• _PROBLEM TO SOLVE_
Retype every line word for word, starting with the line that contains "confetti-dot <box>431 263 438 270</box>" and going on through the line that contains "confetti-dot <box>595 701 622 728</box>", both included.

☆ ☆ ☆ ☆

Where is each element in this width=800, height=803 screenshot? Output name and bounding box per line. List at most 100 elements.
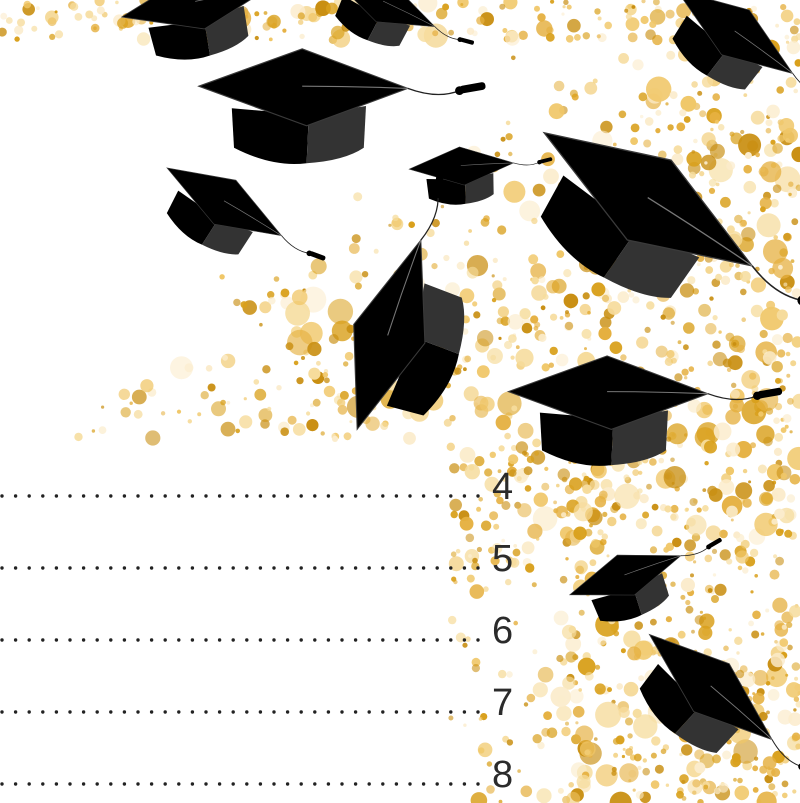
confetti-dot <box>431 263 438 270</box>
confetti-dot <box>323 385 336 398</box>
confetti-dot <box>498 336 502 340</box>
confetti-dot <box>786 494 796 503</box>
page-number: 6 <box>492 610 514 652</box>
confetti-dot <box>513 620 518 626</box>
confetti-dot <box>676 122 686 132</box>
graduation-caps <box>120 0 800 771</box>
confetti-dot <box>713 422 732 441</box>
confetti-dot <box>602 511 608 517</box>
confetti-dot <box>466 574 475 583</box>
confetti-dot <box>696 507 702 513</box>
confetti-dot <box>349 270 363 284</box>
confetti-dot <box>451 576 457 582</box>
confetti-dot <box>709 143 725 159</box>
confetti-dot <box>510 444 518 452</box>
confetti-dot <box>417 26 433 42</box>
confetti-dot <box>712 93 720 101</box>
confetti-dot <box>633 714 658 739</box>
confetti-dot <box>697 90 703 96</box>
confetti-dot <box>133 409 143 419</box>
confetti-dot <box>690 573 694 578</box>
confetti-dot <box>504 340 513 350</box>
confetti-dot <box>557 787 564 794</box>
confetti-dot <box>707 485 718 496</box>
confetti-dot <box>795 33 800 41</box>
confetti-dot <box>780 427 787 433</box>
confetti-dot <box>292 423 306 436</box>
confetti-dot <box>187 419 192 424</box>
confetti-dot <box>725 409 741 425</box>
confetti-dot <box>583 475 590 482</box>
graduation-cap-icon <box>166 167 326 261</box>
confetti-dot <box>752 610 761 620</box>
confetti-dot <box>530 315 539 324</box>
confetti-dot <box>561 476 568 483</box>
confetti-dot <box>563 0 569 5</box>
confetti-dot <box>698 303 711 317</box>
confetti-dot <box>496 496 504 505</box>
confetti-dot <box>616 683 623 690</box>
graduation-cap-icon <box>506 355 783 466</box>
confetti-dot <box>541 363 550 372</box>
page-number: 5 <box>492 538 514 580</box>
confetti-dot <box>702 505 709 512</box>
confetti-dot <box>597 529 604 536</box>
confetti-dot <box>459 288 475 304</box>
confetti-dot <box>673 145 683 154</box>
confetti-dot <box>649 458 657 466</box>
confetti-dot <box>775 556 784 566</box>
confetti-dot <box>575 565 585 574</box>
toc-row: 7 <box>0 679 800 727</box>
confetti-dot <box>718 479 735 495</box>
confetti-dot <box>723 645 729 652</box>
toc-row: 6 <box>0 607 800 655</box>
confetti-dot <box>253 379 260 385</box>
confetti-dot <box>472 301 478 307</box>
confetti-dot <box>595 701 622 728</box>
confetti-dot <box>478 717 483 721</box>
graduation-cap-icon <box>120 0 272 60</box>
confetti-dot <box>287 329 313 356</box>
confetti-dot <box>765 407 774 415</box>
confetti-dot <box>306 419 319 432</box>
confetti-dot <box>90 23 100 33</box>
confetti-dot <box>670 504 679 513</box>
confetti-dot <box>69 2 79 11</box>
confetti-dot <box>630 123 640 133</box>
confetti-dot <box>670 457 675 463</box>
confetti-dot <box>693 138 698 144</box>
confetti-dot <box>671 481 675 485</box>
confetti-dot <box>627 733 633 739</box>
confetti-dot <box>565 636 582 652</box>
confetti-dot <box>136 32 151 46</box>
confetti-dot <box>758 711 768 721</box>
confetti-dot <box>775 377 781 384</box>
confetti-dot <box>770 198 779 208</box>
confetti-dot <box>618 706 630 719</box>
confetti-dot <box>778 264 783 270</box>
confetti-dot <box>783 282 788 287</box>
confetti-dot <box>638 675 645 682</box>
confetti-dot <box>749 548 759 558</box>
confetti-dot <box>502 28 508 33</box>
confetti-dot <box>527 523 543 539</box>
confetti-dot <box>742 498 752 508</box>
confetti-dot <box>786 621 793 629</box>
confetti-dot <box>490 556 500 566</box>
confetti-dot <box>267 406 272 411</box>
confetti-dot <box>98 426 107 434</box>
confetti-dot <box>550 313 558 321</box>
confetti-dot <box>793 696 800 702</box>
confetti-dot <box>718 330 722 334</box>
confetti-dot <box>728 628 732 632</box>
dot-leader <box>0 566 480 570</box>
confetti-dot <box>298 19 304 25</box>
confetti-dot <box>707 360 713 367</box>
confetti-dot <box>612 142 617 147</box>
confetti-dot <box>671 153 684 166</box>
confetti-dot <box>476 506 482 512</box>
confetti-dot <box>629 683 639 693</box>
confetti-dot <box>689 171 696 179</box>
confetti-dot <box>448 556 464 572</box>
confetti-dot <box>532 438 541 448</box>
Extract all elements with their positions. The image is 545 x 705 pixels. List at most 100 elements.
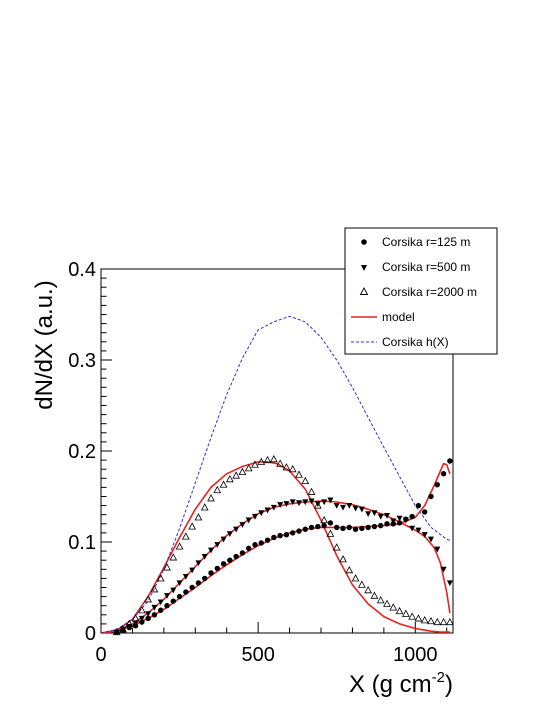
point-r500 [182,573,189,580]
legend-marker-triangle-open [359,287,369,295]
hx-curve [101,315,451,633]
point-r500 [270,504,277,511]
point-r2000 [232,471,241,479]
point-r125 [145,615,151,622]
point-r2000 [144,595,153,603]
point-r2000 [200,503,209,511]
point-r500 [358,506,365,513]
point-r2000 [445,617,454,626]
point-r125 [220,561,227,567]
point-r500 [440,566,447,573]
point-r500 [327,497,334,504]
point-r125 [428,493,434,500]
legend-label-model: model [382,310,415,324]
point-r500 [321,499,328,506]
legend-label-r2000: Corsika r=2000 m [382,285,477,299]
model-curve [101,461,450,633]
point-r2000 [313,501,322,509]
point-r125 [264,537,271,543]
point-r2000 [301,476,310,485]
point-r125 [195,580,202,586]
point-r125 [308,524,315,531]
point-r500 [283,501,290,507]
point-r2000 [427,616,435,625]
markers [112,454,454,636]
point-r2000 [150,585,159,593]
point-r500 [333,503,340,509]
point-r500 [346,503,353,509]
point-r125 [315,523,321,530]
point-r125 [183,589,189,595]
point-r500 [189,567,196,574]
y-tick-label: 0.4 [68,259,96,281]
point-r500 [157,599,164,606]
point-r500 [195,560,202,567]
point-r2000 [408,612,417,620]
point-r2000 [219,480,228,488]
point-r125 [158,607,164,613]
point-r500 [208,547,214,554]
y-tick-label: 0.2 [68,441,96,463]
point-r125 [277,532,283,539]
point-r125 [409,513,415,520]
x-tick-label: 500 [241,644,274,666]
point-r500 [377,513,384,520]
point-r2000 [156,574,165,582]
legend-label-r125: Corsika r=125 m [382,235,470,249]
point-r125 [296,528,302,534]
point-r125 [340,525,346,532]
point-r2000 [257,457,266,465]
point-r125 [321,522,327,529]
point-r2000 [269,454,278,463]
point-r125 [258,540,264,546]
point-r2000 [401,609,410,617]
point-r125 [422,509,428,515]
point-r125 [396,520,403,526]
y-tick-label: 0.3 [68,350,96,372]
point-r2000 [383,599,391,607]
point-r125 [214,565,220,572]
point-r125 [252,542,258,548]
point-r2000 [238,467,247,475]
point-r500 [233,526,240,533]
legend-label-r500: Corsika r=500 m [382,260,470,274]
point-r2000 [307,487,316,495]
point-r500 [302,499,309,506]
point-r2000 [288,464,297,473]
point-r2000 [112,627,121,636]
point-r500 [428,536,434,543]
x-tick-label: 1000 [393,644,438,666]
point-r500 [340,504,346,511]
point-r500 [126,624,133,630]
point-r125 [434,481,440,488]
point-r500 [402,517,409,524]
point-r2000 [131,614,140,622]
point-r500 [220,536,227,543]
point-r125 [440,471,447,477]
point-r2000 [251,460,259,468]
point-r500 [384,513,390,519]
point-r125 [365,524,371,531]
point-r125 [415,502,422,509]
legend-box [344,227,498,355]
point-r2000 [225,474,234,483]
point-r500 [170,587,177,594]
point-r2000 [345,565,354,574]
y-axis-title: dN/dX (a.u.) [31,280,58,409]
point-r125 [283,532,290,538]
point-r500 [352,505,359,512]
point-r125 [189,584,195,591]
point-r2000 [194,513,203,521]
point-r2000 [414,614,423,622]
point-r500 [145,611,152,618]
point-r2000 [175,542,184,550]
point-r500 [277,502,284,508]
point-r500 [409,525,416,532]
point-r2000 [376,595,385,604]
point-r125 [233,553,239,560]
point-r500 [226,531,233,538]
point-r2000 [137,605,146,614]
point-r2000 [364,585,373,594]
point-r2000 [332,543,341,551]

☆ ☆ ☆ ☆

• _TASK SOLUTION_
confetti-dot <box>431 263 438 270</box>
confetti-dot <box>323 385 336 398</box>
confetti-dot <box>498 336 502 340</box>
confetti-dot <box>786 494 796 503</box>
page-number: 6 <box>492 610 514 652</box>
confetti-dot <box>513 620 518 626</box>
confetti-dot <box>676 122 686 132</box>
graduation-caps <box>120 0 800 771</box>
confetti-dot <box>713 422 732 441</box>
confetti-dot <box>602 511 608 517</box>
confetti-dot <box>466 574 475 583</box>
confetti-dot <box>696 507 702 513</box>
confetti-dot <box>349 270 363 284</box>
confetti-dot <box>451 576 457 582</box>
confetti-dot <box>709 143 725 159</box>
confetti-dot <box>510 444 518 452</box>
confetti-dot <box>417 26 433 42</box>
confetti-dot <box>712 93 720 101</box>
confetti-dot <box>633 714 658 739</box>
confetti-dot <box>697 90 703 96</box>
confetti-dot <box>133 409 143 419</box>
confetti-dot <box>690 573 694 578</box>
confetti-dot <box>504 340 513 350</box>
confetti-dot <box>557 787 564 794</box>
confetti-dot <box>707 485 718 496</box>
confetti-dot <box>795 33 800 41</box>
confetti-dot <box>780 427 787 433</box>
confetti-dot <box>292 423 306 436</box>
confetti-dot <box>187 419 192 424</box>
confetti-dot <box>725 409 741 425</box>
confetti-dot <box>583 475 590 482</box>
graduation-cap-icon <box>166 167 326 261</box>
confetti-dot <box>752 610 761 620</box>
confetti-dot <box>530 315 539 324</box>
confetti-dot <box>561 476 568 483</box>
confetti-dot <box>563 0 569 5</box>
confetti-dot <box>698 303 711 317</box>
confetti-dot <box>496 496 504 505</box>
confetti-dot <box>616 683 623 690</box>
graduation-cap-icon <box>506 355 783 466</box>
confetti-dot <box>541 363 550 372</box>
page-number: 5 <box>492 538 514 580</box>
confetti-dot <box>702 505 709 512</box>
confetti-dot <box>597 529 604 536</box>
confetti-dot <box>459 288 475 304</box>
confetti-dot <box>673 145 683 154</box>
confetti-dot <box>649 458 657 466</box>
confetti-dot <box>775 556 784 566</box>
confetti-dot <box>575 565 585 574</box>
toc-row: 7 <box>0 679 800 727</box>
confetti-dot <box>718 479 735 495</box>
confetti-dot <box>723 645 729 652</box>
toc-row: 6 <box>0 607 800 655</box>
confetti-dot <box>253 379 260 385</box>
confetti-dot <box>472 301 478 307</box>
confetti-dot <box>595 701 622 728</box>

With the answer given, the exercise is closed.